## Directions
Copy out each line that includes the word "Temperature".

## Data in this exercise
__________
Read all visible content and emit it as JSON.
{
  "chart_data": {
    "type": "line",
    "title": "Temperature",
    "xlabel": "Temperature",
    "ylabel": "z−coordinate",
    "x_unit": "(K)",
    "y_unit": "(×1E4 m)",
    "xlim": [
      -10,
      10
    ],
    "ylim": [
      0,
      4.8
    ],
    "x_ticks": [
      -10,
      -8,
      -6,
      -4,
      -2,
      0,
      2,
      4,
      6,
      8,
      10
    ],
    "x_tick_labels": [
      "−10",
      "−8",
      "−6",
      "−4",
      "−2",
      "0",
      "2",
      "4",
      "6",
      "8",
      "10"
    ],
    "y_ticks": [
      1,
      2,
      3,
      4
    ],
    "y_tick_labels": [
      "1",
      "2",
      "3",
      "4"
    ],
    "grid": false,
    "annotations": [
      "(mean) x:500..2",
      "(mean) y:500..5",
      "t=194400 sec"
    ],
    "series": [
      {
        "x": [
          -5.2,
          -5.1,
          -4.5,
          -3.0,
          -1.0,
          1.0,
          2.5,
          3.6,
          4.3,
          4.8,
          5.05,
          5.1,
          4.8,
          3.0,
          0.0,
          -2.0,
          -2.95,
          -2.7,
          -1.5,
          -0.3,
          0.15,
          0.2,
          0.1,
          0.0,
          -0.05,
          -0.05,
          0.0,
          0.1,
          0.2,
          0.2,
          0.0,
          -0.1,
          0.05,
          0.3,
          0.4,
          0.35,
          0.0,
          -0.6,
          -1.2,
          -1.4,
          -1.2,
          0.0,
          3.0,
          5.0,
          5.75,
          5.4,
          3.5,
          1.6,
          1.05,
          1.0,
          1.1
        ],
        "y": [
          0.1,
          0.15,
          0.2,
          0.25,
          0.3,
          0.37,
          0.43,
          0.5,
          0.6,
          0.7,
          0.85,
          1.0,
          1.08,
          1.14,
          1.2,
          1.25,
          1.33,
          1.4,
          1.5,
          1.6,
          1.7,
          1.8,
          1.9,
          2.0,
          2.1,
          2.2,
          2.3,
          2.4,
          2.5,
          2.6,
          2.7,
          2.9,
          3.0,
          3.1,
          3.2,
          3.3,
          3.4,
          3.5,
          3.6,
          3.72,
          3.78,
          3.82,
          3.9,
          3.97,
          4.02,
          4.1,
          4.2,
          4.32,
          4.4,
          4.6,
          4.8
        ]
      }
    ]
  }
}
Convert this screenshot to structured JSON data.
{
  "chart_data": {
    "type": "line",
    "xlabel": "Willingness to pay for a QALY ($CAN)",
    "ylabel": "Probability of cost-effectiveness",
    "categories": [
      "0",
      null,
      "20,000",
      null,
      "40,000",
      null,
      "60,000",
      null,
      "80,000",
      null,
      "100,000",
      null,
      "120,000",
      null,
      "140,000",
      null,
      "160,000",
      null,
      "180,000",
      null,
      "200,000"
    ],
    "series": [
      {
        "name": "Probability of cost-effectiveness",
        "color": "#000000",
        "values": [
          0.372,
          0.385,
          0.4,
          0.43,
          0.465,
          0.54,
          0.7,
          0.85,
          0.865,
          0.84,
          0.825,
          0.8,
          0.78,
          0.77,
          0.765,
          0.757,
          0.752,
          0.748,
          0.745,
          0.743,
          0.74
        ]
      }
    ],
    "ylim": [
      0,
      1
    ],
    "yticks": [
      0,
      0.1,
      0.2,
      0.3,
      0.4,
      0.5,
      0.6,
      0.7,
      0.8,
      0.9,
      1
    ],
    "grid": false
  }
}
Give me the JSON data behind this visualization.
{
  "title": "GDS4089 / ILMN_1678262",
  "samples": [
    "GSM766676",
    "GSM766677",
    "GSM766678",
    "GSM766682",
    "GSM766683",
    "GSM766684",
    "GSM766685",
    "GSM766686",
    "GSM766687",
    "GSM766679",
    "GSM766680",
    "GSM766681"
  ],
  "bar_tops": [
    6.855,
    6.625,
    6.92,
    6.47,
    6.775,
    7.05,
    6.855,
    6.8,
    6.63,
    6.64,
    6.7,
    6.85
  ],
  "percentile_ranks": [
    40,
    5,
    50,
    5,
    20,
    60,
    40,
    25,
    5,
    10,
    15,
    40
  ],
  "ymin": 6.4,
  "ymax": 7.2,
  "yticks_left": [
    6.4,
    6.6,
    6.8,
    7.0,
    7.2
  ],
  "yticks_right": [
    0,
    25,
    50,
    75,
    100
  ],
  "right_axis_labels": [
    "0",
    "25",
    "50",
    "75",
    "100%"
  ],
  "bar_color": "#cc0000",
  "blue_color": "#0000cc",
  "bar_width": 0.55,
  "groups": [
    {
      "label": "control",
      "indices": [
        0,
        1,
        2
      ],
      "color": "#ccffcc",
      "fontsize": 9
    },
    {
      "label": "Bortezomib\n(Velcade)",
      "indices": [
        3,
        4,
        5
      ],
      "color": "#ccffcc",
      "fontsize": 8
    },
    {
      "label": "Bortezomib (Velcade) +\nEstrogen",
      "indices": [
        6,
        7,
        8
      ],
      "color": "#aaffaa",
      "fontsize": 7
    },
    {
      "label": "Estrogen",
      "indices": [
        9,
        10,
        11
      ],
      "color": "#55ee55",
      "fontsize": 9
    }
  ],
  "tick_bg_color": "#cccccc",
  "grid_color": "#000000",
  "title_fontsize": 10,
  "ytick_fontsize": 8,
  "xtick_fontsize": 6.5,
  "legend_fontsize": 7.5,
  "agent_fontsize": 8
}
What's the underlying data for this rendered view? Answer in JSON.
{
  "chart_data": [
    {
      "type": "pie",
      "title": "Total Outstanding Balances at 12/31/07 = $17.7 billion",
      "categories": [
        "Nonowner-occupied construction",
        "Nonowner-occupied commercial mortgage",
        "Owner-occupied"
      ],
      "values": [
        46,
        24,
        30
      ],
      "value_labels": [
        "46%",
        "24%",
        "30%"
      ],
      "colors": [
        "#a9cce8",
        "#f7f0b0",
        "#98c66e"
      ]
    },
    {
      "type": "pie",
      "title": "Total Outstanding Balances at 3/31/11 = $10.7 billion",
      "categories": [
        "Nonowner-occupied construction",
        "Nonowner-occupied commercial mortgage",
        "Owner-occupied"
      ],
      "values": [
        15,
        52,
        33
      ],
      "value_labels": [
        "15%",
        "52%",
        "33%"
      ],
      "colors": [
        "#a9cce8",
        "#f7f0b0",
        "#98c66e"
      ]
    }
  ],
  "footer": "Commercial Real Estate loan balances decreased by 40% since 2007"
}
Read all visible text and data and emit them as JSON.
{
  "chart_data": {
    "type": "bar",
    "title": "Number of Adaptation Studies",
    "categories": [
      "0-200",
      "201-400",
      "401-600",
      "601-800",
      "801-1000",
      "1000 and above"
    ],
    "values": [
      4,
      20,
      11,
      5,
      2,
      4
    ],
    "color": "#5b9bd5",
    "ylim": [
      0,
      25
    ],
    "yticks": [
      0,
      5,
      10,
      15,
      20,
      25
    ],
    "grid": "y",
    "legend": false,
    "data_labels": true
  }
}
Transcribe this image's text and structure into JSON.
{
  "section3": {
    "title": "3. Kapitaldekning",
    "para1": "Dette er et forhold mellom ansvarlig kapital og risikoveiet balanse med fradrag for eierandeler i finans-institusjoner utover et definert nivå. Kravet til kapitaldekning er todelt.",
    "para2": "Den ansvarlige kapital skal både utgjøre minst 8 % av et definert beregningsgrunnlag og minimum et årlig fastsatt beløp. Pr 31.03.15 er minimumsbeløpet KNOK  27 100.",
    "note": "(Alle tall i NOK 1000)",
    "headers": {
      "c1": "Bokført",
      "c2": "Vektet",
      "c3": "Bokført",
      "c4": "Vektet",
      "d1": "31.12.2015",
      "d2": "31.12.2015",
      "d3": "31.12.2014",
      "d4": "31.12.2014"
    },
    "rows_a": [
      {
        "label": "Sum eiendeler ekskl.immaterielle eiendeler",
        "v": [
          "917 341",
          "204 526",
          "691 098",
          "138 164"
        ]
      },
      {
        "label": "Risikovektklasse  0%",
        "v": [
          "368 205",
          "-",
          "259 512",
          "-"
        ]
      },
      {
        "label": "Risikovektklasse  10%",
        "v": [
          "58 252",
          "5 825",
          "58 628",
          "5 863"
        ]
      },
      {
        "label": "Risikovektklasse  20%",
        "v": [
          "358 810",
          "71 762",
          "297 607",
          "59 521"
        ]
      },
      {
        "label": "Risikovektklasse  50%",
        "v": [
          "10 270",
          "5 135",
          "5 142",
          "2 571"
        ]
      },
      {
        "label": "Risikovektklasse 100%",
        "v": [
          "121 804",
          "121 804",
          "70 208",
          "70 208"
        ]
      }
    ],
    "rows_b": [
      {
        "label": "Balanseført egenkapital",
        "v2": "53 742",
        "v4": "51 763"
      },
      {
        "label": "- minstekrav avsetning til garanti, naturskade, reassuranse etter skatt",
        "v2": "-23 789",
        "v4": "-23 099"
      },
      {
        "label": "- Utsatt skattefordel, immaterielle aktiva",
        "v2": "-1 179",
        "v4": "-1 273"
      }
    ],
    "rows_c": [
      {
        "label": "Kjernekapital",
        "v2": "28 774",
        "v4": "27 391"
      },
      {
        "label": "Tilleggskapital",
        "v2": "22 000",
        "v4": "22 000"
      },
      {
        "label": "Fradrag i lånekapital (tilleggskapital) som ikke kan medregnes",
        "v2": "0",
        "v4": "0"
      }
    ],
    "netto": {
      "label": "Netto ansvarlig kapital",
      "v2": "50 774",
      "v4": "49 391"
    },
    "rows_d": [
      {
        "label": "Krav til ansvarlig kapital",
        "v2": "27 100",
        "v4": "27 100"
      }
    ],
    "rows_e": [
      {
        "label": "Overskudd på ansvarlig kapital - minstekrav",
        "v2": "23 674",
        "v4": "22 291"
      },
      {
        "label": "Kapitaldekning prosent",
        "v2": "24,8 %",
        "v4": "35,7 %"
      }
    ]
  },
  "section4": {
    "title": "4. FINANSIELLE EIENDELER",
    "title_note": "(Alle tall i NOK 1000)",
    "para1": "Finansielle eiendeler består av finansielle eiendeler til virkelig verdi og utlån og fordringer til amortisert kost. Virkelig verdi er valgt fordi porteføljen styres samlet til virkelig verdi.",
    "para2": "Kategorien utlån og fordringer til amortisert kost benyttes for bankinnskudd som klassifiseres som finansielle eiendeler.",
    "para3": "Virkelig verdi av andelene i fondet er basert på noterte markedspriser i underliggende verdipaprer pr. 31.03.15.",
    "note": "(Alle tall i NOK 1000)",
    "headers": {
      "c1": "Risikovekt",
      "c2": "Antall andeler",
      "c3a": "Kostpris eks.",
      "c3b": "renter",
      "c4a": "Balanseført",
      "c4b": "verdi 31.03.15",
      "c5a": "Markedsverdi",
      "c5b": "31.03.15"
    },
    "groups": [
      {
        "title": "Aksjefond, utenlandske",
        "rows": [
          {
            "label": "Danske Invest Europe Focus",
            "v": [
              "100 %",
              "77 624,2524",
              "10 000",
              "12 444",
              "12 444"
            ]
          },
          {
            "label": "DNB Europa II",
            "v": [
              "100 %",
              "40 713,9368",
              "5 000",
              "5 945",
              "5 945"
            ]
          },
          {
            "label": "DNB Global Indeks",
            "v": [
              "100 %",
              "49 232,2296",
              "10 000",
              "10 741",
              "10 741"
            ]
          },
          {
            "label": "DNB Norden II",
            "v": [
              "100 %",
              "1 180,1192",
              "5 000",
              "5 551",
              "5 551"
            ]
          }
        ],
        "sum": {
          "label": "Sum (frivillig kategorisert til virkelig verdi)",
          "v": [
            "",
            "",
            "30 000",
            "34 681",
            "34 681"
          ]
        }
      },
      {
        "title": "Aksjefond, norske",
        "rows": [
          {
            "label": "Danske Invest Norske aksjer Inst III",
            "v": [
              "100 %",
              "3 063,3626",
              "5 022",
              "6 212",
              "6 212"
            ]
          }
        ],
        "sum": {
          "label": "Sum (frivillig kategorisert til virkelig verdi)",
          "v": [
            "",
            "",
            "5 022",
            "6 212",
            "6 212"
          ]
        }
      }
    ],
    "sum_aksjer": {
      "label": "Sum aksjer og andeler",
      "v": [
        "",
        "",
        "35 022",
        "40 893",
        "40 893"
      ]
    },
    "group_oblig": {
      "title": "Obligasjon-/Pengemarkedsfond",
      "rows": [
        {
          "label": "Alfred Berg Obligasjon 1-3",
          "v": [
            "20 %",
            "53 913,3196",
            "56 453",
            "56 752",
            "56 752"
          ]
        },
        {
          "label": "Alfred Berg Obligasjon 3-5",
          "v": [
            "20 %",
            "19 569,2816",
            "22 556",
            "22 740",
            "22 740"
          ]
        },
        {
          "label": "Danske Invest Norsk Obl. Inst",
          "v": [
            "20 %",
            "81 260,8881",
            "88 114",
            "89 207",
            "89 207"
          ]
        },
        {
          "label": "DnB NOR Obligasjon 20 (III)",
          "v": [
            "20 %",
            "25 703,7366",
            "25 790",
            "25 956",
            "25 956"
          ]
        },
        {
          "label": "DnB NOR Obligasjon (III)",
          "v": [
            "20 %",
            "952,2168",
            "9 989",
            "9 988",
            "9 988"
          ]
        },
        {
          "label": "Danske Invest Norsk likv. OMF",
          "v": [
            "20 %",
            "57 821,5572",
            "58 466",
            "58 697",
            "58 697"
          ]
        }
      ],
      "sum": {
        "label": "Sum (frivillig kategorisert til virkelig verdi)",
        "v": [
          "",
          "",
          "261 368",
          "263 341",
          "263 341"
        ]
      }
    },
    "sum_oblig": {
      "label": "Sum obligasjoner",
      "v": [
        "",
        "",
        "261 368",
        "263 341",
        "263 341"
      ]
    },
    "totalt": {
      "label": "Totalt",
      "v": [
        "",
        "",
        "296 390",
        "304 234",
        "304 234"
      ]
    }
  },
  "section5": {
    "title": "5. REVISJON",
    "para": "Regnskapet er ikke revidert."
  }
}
__________
## Expected output
    "title": "Temperature",
    "xlabel": "Temperature",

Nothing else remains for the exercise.